### What is required
Take the line containing "Parse this screenshot: output" and all lines after it to the end of the records, and output them exactly.

### Records provided
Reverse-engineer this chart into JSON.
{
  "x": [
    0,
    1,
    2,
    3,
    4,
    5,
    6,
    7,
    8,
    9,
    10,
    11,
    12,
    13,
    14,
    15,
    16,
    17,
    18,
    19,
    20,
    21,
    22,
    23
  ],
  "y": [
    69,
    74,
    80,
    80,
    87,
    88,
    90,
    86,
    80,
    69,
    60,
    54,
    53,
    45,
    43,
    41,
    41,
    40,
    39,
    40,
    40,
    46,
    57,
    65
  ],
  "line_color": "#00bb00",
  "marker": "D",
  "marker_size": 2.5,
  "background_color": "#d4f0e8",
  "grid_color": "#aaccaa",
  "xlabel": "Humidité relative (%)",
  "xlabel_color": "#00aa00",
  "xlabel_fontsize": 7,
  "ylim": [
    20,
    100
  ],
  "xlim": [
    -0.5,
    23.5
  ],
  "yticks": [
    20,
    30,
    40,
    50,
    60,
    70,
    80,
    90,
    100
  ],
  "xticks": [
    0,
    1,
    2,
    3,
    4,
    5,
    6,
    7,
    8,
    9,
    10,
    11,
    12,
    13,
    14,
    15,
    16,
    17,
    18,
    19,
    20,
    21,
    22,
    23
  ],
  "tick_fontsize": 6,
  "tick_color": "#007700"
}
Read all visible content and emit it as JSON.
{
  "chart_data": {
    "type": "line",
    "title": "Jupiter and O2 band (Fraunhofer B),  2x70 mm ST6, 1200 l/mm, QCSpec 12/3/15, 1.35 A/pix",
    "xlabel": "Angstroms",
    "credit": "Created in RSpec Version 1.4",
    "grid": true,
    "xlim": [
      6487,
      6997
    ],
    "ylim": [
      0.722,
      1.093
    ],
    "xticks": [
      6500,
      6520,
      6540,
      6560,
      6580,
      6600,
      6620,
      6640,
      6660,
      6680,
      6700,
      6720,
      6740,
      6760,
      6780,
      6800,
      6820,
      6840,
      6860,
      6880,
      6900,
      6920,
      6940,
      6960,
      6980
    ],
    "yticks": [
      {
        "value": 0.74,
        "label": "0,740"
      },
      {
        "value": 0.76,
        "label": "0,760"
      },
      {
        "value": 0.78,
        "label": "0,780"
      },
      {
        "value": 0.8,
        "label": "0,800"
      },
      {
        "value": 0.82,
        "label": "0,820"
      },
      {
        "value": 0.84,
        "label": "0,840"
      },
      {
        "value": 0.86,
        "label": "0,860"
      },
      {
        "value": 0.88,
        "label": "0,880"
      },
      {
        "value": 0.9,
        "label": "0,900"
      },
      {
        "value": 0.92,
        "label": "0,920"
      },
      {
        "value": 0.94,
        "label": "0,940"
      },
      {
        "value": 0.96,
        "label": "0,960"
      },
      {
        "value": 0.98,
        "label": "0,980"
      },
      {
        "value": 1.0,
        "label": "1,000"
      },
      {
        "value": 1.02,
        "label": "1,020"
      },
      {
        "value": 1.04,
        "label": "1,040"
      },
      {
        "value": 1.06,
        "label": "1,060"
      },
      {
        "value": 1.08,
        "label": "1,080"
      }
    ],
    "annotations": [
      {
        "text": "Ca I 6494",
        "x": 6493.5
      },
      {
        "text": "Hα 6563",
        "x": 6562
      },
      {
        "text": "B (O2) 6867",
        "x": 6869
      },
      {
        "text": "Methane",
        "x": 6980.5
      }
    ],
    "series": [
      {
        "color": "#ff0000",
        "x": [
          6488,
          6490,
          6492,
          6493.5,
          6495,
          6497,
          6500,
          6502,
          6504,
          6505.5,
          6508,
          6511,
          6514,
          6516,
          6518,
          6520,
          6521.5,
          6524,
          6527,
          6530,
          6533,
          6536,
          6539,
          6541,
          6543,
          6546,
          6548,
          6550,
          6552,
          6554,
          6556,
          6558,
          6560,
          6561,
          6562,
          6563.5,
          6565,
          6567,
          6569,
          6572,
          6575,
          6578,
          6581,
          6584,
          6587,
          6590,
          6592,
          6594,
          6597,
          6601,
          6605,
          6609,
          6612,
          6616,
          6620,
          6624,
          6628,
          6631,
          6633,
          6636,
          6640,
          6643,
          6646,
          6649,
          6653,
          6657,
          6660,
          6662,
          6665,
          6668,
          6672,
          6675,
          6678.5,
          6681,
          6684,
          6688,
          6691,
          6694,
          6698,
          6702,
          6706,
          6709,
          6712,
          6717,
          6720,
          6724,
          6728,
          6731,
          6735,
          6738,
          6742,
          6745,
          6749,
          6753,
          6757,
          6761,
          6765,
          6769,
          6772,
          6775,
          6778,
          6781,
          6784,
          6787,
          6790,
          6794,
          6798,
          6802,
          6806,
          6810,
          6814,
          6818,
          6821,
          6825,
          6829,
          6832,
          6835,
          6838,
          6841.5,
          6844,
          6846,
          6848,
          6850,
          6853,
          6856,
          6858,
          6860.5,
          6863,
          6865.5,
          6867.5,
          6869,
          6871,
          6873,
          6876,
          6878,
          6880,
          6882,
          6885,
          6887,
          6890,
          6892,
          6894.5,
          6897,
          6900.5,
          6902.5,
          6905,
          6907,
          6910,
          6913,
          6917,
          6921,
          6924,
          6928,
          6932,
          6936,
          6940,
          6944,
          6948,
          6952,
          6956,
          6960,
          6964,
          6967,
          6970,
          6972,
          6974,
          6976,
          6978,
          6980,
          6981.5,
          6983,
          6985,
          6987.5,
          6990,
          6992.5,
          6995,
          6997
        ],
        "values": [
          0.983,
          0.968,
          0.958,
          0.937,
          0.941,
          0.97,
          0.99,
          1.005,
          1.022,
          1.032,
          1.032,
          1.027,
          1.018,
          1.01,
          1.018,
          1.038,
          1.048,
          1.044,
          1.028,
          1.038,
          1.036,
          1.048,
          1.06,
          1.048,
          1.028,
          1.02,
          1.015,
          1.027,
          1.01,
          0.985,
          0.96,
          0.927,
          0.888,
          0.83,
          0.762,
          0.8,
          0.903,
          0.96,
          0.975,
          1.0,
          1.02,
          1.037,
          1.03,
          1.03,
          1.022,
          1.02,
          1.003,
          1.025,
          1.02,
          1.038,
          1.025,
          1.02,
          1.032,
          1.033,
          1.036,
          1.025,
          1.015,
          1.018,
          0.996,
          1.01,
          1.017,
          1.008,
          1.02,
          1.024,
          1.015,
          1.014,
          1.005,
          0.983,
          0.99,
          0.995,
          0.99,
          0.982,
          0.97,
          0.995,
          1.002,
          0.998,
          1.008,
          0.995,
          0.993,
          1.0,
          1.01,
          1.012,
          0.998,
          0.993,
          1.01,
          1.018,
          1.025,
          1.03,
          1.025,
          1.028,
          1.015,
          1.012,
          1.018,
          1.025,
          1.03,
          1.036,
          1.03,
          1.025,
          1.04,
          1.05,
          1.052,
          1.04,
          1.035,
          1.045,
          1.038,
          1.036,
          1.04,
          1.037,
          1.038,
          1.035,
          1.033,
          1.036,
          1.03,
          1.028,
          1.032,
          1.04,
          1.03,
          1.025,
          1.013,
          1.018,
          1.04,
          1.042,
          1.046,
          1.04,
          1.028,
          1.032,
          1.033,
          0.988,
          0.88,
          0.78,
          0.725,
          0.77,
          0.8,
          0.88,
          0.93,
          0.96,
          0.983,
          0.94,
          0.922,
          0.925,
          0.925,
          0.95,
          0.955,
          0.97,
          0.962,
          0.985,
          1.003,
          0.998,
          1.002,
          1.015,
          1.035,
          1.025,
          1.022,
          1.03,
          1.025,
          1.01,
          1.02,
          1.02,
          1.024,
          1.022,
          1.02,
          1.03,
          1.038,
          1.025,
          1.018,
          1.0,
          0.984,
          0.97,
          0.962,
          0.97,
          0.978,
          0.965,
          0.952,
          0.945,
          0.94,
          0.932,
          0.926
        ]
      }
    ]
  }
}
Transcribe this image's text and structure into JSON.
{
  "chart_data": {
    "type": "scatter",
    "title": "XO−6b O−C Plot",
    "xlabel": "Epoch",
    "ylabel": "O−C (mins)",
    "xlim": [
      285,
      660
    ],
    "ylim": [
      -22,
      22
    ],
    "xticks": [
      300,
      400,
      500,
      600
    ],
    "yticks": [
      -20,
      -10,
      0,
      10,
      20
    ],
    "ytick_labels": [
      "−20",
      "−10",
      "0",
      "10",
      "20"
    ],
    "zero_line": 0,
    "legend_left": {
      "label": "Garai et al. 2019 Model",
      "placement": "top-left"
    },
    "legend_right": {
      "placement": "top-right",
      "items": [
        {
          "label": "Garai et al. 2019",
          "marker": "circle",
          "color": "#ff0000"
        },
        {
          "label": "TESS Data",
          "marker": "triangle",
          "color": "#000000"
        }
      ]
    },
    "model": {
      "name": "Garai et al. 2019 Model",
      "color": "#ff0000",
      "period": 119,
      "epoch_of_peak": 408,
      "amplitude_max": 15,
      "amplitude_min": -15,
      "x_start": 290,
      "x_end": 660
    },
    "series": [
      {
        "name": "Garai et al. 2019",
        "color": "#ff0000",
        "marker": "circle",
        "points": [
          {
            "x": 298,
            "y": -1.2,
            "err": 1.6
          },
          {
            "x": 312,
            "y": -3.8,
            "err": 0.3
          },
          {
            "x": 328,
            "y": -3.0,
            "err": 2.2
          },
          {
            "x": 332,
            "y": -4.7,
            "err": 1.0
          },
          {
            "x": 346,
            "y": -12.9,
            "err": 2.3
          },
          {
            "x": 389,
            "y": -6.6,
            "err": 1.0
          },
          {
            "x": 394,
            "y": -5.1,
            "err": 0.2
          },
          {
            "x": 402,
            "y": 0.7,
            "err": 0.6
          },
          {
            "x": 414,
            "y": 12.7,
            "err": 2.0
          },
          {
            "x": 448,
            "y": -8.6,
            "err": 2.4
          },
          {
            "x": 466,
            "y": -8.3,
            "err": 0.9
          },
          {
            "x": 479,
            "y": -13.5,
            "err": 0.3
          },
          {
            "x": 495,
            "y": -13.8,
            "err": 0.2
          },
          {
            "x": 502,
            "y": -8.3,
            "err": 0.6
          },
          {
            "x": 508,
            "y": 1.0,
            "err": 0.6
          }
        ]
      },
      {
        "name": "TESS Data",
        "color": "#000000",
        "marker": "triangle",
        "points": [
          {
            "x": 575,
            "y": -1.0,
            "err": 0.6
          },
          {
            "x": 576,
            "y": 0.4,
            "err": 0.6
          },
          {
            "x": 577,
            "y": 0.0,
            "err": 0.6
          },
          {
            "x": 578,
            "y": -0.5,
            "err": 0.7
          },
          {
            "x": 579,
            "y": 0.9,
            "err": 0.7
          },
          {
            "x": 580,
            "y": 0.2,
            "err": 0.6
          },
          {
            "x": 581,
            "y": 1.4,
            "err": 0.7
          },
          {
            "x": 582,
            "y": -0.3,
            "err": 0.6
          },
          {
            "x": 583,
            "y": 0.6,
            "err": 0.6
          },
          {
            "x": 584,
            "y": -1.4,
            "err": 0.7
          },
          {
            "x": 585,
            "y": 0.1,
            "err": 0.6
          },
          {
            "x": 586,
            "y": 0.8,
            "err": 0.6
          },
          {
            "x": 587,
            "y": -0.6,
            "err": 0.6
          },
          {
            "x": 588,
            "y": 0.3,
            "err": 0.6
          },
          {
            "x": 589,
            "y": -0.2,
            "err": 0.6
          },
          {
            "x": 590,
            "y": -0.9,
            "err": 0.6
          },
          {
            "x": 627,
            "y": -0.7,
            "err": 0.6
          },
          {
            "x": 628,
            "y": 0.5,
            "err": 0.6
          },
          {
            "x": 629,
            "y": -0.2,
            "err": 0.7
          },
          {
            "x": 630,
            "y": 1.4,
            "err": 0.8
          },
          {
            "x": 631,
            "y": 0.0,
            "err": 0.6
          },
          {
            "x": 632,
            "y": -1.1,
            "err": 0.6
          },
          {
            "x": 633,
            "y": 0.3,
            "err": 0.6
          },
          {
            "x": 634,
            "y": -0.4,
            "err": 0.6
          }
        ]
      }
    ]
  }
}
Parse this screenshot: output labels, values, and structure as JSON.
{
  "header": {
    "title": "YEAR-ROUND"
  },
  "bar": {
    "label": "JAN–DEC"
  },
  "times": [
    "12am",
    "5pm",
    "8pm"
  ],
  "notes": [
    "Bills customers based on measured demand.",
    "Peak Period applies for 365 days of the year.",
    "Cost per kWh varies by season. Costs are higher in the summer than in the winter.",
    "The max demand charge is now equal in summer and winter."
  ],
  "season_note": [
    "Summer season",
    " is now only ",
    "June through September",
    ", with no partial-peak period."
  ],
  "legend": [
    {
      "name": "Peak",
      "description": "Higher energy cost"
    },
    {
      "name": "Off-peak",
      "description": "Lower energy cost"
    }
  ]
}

### Answer below
Parse this screenshot: output labels, values, and structure as JSON.
{
  "header": {
    "title": "YEAR-ROUND"
  },
  "bar": {
    "label": "JAN–DEC"
  },
  "times": [
    "12am",
    "5pm",
    "8pm"
  ],
  "notes": [
    "Bills customers based on measured demand.",
    "Peak Period applies for 365 days of the year.",
    "Cost per kWh varies by season. Costs are higher in the summer than in the winter.",
    "The max demand charge is now equal in summer and winter."
  ],
  "season_note": [
    "Summer season",
    " is now only ",
    "June through September",
    ", with no partial-peak period."
  ],
  "legend": [
    {
      "name": "Peak",
      "description": "Higher energy cost"
    },
    {
      "name": "Off-peak",
      "description": "Lower energy cost"
    }
  ]
}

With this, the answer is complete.